**Your instructions**
The data below is to be returned in full and exactly.

**Provided information**

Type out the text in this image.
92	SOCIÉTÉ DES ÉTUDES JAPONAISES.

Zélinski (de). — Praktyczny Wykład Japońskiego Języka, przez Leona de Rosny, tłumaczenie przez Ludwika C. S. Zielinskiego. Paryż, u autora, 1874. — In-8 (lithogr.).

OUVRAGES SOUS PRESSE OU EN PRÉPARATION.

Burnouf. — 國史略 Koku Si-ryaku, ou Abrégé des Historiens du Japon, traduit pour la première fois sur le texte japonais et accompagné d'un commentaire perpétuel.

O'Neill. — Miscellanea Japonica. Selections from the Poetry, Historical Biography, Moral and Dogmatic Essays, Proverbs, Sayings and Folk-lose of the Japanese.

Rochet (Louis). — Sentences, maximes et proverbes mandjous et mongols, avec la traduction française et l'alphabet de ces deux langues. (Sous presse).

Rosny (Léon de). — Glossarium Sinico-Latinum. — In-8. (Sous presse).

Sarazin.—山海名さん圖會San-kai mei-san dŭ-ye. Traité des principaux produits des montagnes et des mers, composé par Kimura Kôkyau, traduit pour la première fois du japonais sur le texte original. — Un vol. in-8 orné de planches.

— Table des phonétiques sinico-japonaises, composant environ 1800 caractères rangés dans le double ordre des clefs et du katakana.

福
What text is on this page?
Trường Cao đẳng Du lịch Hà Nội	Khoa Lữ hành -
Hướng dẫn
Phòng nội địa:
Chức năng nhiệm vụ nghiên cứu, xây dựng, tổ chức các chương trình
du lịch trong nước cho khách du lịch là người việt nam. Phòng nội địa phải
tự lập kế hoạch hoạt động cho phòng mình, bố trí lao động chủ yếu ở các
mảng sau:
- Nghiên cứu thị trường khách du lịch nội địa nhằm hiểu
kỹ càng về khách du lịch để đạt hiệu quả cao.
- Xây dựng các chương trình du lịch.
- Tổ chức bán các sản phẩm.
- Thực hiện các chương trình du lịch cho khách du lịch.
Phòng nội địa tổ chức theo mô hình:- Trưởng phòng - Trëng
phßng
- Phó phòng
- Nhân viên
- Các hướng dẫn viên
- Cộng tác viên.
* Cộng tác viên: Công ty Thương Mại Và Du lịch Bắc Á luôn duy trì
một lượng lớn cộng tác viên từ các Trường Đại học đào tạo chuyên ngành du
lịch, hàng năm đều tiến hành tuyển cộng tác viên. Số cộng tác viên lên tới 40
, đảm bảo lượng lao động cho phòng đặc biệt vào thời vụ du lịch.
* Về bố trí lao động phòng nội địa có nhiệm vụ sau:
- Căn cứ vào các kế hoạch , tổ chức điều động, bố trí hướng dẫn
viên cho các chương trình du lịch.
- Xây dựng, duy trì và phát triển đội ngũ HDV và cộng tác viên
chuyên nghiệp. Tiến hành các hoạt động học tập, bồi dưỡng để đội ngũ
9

**Result for this exercise**
Type out the text in this image.
92	SOCIÉTÉ DES ÉTUDES JAPONAISES.

Zélinski (de). — Praktyczny Wykład Japońskiego Języka, przez Leona de Rosny, tłumaczenie przez Ludwika C. S. Zielinskiego. Paryż, u autora, 1874. — In-8 (lithogr.).

OUVRAGES SOUS PRESSE OU EN PRÉPARATION.

Burnouf. — 國史略 Koku Si-ryaku, ou Abrégé des Historiens du Japon, traduit pour la première fois sur le texte japonais et accompagné d'un commentaire perpétuel.

O'Neill. — Miscellanea Japonica. Selections from the Poetry, Historical Biography, Moral and Dogmatic Essays, Proverbs, Sayings and Folk-lose of the Japanese.

Rochet (Louis). — Sentences, maximes et proverbes mandjous et mongols, avec la traduction française et l'alphabet de ces deux langues. (Sous presse).

Rosny (Léon de). — Glossarium Sinico-Latinum. — In-8. (Sous presse).

Sarazin.—山海名さん圖會San-kai mei-san dŭ-ye. Traité des principaux produits des montagnes et des mers, composé par Kimura Kôkyau, traduit pour la première fois du japonais sur le texte original. — Un vol. in-8 orné de planches.

— Table des phonétiques sinico-japonaises, composant environ 1800 caractères rangés dans le double ordre des clefs et du katakana.

福
What text is on this page?
Trường Cao đẳng Du lịch Hà Nội	Khoa Lữ hành -
Hướng dẫn
Phòng nội địa:
Chức năng nhiệm vụ nghiên cứu, xây dựng, tổ chức các chương trình
du lịch trong nước cho khách du lịch là người việt nam. Phòng nội địa phải
tự lập kế hoạch hoạt động cho phòng mình, bố trí lao động chủ yếu ở các
mảng sau:
- Nghiên cứu thị trường khách du lịch nội địa nhằm hiểu
kỹ càng về khách du lịch để đạt hiệu quả cao.
- Xây dựng các chương trình du lịch.
- Tổ chức bán các sản phẩm.
- Thực hiện các chương trình du lịch cho khách du lịch.
Phòng nội địa tổ chức theo mô hình:- Trưởng phòng - Trëng
phßng
- Phó phòng
- Nhân viên
- Các hướng dẫn viên
- Cộng tác viên.
* Cộng tác viên: Công ty Thương Mại Và Du lịch Bắc Á luôn duy trì
một lượng lớn cộng tác viên từ các Trường Đại học đào tạo chuyên ngành du
lịch, hàng năm đều tiến hành tuyển cộng tác viên. Số cộng tác viên lên tới 40
, đảm bảo lượng lao động cho phòng đặc biệt vào thời vụ du lịch.
* Về bố trí lao động phòng nội địa có nhiệm vụ sau:
- Căn cứ vào các kế hoạch , tổ chức điều động, bố trí hướng dẫn
viên cho các chương trình du lịch.
- Xây dựng, duy trì và phát triển đội ngũ HDV và cộng tác viên
chuyên nghiệp. Tiến hành các hoạt động học tập, bồi dưỡng để đội ngũ
9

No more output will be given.